- [Working data]
++++++

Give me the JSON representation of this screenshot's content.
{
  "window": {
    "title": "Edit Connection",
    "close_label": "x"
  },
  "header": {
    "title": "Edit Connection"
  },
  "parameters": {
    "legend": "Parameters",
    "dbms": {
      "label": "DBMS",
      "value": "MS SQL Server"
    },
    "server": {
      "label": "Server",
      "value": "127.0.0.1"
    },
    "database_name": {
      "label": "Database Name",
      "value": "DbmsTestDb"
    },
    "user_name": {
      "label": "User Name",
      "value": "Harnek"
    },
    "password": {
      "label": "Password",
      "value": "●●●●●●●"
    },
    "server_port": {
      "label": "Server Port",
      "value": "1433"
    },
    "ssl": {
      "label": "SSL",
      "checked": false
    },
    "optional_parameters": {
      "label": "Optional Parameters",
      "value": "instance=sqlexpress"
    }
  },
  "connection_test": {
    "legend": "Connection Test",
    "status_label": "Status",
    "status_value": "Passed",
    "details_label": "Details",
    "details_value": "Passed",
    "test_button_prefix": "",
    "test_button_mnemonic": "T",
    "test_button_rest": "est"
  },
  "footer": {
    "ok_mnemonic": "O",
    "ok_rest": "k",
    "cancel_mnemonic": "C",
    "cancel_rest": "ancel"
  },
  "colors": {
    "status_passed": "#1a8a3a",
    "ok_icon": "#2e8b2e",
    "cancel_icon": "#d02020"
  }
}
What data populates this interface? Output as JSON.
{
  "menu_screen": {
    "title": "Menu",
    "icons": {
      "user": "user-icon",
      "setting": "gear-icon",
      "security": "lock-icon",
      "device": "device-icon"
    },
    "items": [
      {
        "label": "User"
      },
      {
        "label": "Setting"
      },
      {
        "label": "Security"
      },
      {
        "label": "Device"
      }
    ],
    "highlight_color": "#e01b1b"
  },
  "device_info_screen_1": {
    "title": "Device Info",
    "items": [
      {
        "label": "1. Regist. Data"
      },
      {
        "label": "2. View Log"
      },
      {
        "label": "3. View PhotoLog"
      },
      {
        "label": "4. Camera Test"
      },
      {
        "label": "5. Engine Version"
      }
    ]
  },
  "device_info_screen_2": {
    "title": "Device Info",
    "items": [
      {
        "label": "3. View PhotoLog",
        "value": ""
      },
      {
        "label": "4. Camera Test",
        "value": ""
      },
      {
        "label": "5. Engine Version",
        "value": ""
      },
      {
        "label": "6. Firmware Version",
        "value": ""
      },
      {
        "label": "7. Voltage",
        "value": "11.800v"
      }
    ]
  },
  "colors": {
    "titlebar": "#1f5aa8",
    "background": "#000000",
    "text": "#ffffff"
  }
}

++++++

Extract the listing in its entirety, matching it exactly.

- [Expected answer]
Give me the JSON representation of this screenshot's content.
{
  "window": {
    "title": "Edit Connection",
    "close_label": "x"
  },
  "header": {
    "title": "Edit Connection"
  },
  "parameters": {
    "legend": "Parameters",
    "dbms": {
      "label": "DBMS",
      "value": "MS SQL Server"
    },
    "server": {
      "label": "Server",
      "value": "127.0.0.1"
    },
    "database_name": {
      "label": "Database Name",
      "value": "DbmsTestDb"
    },
    "user_name": {
      "label": "User Name",
      "value": "Harnek"
    },
    "password": {
      "label": "Password",
      "value": "●●●●●●●"
    },
    "server_port": {
      "label": "Server Port",
      "value": "1433"
    },
    "ssl": {
      "label": "SSL",
      "checked": false
    },
    "optional_parameters": {
      "label": "Optional Parameters",
      "value": "instance=sqlexpress"
    }
  },
  "connection_test": {
    "legend": "Connection Test",
    "status_label": "Status",
    "status_value": "Passed",
    "details_label": "Details",
    "details_value": "Passed",
    "test_button_prefix": "",
    "test_button_mnemonic": "T",
    "test_button_rest": "est"
  },
  "footer": {
    "ok_mnemonic": "O",
    "ok_rest": "k",
    "cancel_mnemonic": "C",
    "cancel_rest": "ancel"
  },
  "colors": {
    "status_passed": "#1a8a3a",
    "ok_icon": "#2e8b2e",
    "cancel_icon": "#d02020"
  }
}
What data populates this interface? Output as JSON.
{
  "menu_screen": {
    "title": "Menu",
    "icons": {
      "user": "user-icon",
      "setting": "gear-icon",
      "security": "lock-icon",
      "device": "device-icon"
    },
    "items": [
      {
        "label": "User"
      },
      {
        "label": "Setting"
      },
      {
        "label": "Security"
      },
      {
        "label": "Device"
      }
    ],
    "highlight_color": "#e01b1b"
  },
  "device_info_screen_1": {
    "title": "Device Info",
    "items": [
      {
        "label": "1. Regist. Data"
      },
      {
        "label": "2. View Log"
      },
      {
        "label": "3. View PhotoLog"
      },
      {
        "label": "4. Camera Test"
      },
      {
        "label": "5. Engine Version"
      }
    ]
  },
  "device_info_screen_2": {
    "title": "Device Info",
    "items": [
      {
        "label": "3. View PhotoLog",
        "value": ""
      },
      {
        "label": "4. Camera Test",
        "value": ""
      },
      {
        "label": "5. Engine Version",
        "value": ""
      },
      {
        "label": "6. Firmware Version",
        "value": ""
      },
      {
        "label": "7. Voltage",
        "value": "11.800v"
      }
    ]
  },
  "colors": {
    "titlebar": "#1f5aa8",
    "background": "#000000",
    "text": "#ffffff"
  }
}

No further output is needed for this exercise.